--- Start ---

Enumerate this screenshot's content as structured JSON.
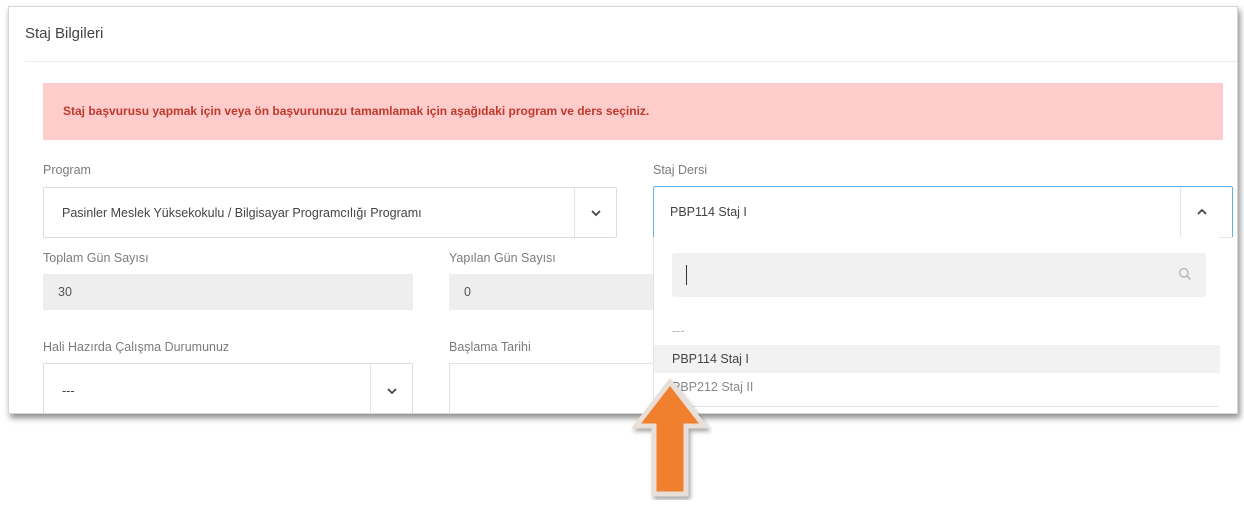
{
  "card": {
    "title": "Staj Bilgileri"
  },
  "alert": {
    "message": "Staj başvurusu yapmak için veya ön başvurunuzu tamamlamak için aşağıdaki program ve ders seçiniz."
  },
  "program": {
    "label": "Program",
    "selected": "Pasinler Meslek Yüksekokulu / Bilgisayar Programcılığı Programı"
  },
  "staj_dersi": {
    "label": "Staj Dersi",
    "selected": "PBP114 Staj I",
    "search_value": "",
    "options": [
      {
        "label": "---"
      },
      {
        "label": "PBP114 Staj I"
      },
      {
        "label": "PBP212 Staj II"
      }
    ]
  },
  "toplam_gun": {
    "label": "Toplam Gün Sayısı",
    "value": "30"
  },
  "yapilan_gun": {
    "label": "Yapılan Gün Sayısı",
    "value": "0"
  },
  "calisma_durumu": {
    "label": "Hali Hazırda Çalışma Durumunuz",
    "selected": "---"
  },
  "baslama_tarihi": {
    "label": "Başlama Tarihi"
  },
  "colors": {
    "alert_bg": "#ffcccc",
    "alert_text": "#c0392b",
    "focus_border": "#66afe9",
    "arrow_fill": "#f07f2e"
  },
  "icons": {
    "chevron_down": "chevron-down-icon",
    "chevron_up": "chevron-up-icon",
    "search": "search-icon",
    "pointer_arrow": "up-arrow-icon"
  }
}
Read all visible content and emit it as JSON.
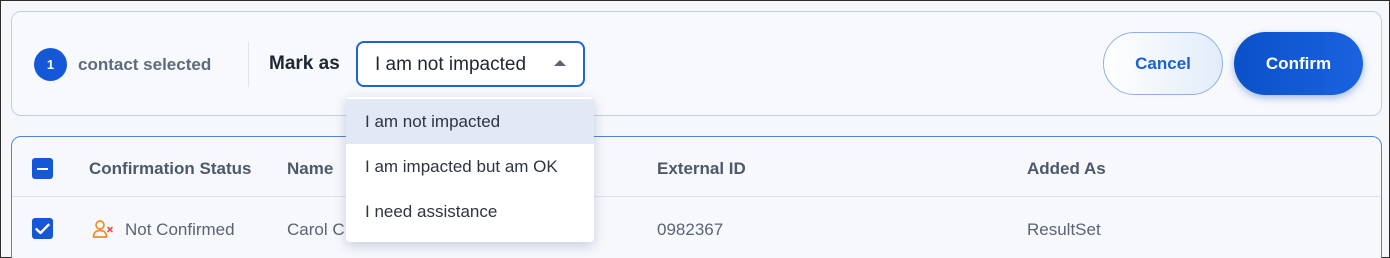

--- End ---

Every entry should be returned exactly as written, minus the pictures.

Enumerate this screenshot's content as structured JSON.
{
  "card": {
    "title": "Staj Bilgileri"
  },
  "alert": {
    "message": "Staj başvurusu yapmak için veya ön başvurunuzu tamamlamak için aşağıdaki program ve ders seçiniz."
  },
  "program": {
    "label": "Program",
    "selected": "Pasinler Meslek Yüksekokulu / Bilgisayar Programcılığı Programı"
  },
  "staj_dersi": {
    "label": "Staj Dersi",
    "selected": "PBP114 Staj I",
    "search_value": "",
    "options": [
      {
        "label": "---"
      },
      {
        "label": "PBP114 Staj I"
      },
      {
        "label": "PBP212 Staj II"
      }
    ]
  },
  "toplam_gun": {
    "label": "Toplam Gün Sayısı",
    "value": "30"
  },
  "yapilan_gun": {
    "label": "Yapılan Gün Sayısı",
    "value": "0"
  },
  "calisma_durumu": {
    "label": "Hali Hazırda Çalışma Durumunuz",
    "selected": "---"
  },
  "baslama_tarihi": {
    "label": "Başlama Tarihi"
  },
  "colors": {
    "alert_bg": "#ffcccc",
    "alert_text": "#c0392b",
    "focus_border": "#66afe9",
    "arrow_fill": "#f07f2e"
  },
  "icons": {
    "chevron_down": "chevron-down-icon",
    "chevron_up": "chevron-up-icon",
    "search": "search-icon",
    "pointer_arrow": "up-arrow-icon"
  }
}
Read all visible content and emit it as JSON.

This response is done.